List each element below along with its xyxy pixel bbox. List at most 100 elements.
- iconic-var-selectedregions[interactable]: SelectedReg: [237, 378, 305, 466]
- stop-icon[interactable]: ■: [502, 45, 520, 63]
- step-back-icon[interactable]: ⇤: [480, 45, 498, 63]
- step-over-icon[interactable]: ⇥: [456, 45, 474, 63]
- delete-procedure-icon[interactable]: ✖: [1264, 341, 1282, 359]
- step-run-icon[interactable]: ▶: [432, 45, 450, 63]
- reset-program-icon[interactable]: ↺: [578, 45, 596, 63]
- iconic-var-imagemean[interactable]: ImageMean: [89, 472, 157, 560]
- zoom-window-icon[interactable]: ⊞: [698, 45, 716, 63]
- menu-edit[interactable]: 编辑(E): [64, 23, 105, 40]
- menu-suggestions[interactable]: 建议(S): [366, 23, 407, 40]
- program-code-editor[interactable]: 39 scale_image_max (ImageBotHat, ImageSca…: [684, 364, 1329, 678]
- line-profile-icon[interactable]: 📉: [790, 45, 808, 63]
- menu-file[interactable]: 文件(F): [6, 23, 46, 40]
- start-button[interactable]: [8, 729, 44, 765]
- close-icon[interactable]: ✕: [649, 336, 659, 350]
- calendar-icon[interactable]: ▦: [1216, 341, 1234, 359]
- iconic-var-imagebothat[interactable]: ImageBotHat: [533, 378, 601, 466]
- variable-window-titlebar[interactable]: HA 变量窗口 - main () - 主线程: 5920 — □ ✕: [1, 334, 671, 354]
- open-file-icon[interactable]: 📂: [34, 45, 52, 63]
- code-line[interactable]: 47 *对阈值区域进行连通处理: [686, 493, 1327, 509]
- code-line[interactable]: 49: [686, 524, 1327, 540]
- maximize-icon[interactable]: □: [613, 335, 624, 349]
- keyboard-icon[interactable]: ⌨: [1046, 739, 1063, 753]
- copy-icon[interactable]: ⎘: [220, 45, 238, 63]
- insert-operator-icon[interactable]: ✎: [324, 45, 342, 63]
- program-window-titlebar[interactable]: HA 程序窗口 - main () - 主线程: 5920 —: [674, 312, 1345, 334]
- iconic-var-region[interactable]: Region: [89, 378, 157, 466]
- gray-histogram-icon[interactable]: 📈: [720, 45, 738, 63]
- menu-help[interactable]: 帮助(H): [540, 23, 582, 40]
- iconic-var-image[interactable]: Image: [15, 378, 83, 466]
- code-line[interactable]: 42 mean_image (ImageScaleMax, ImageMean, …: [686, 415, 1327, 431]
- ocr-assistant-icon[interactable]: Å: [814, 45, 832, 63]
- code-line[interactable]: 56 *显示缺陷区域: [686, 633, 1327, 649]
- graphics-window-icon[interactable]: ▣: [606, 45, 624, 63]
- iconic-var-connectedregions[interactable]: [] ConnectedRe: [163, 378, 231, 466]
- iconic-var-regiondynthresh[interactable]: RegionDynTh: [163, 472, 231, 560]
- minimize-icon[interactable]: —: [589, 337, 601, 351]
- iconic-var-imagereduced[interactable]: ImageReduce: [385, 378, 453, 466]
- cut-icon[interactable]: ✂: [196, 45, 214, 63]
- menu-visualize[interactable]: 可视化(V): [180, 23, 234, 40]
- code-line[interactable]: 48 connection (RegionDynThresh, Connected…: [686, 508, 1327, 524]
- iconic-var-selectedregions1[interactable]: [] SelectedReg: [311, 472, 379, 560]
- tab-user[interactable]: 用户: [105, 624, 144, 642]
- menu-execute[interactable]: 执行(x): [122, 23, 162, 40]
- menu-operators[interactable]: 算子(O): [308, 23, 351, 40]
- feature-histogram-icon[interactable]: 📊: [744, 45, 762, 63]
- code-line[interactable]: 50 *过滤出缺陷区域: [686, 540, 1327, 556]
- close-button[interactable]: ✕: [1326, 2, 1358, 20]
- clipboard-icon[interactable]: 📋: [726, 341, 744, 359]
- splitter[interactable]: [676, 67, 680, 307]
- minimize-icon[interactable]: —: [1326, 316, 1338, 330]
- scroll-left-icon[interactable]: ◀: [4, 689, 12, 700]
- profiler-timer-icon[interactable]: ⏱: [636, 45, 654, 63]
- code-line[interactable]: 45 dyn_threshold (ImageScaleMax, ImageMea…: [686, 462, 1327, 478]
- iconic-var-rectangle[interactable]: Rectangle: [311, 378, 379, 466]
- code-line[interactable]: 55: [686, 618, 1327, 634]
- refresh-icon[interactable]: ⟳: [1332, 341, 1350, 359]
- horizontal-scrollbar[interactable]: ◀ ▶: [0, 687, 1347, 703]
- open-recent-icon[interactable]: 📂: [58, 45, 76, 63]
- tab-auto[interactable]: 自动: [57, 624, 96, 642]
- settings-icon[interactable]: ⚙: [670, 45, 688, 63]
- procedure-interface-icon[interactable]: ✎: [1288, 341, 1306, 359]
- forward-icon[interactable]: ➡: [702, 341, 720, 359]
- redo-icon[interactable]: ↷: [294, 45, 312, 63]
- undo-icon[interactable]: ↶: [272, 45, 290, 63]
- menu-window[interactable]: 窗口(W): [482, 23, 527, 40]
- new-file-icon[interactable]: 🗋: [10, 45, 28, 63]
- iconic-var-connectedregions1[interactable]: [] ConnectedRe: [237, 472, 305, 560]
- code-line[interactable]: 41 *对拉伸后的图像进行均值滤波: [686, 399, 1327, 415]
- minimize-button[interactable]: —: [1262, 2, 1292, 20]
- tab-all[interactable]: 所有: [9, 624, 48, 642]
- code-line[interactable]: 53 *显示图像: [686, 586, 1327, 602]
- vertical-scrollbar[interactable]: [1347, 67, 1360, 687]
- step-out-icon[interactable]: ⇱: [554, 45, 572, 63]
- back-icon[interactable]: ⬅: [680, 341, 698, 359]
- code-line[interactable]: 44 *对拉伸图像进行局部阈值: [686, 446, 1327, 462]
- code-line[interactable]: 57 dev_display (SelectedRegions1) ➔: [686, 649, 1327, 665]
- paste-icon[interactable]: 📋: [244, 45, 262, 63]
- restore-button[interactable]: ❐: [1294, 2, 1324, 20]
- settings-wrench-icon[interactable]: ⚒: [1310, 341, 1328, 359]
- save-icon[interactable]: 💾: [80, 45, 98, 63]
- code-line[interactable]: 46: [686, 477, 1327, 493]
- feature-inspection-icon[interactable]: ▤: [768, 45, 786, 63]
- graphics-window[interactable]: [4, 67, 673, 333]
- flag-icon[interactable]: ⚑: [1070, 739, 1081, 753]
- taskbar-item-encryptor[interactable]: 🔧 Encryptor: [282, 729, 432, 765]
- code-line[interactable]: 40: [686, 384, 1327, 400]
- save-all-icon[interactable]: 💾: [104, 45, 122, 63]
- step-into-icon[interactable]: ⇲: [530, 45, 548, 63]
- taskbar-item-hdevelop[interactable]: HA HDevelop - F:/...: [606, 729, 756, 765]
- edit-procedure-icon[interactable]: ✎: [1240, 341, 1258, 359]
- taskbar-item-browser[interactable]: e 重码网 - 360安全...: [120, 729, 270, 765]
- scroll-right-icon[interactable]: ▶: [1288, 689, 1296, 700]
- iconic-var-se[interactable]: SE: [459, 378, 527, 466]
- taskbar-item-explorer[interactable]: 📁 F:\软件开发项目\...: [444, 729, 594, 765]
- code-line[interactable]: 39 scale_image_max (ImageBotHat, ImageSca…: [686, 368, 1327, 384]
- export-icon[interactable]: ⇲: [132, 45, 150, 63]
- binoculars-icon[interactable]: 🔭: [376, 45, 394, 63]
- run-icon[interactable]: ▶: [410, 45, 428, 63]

## [OBJETIVO]
Reproduce sin cambios las filas de arriba: empieza por la primera y termina después de la fila que contiene "- start-button[interactable]: [8, 729, 44, 765]", incluidas ambas. No copies ninguna fila más.

## [TAREA COMPLETADA]
List each element below along with its xyxy pixel bbox. List at most 100 elements.
- iconic-var-selectedregions[interactable]: SelectedReg: [237, 378, 305, 466]
- stop-icon[interactable]: ■: [502, 45, 520, 63]
- step-back-icon[interactable]: ⇤: [480, 45, 498, 63]
- step-over-icon[interactable]: ⇥: [456, 45, 474, 63]
- delete-procedure-icon[interactable]: ✖: [1264, 341, 1282, 359]
- step-run-icon[interactable]: ▶: [432, 45, 450, 63]
- reset-program-icon[interactable]: ↺: [578, 45, 596, 63]
- iconic-var-imagemean[interactable]: ImageMean: [89, 472, 157, 560]
- zoom-window-icon[interactable]: ⊞: [698, 45, 716, 63]
- menu-edit[interactable]: 编辑(E): [64, 23, 105, 40]
- menu-suggestions[interactable]: 建议(S): [366, 23, 407, 40]
- program-code-editor[interactable]: 39 scale_image_max (ImageBotHat, ImageSca…: [684, 364, 1329, 678]
- line-profile-icon[interactable]: 📉: [790, 45, 808, 63]
- menu-file[interactable]: 文件(F): [6, 23, 46, 40]
- start-button[interactable]: [8, 729, 44, 765]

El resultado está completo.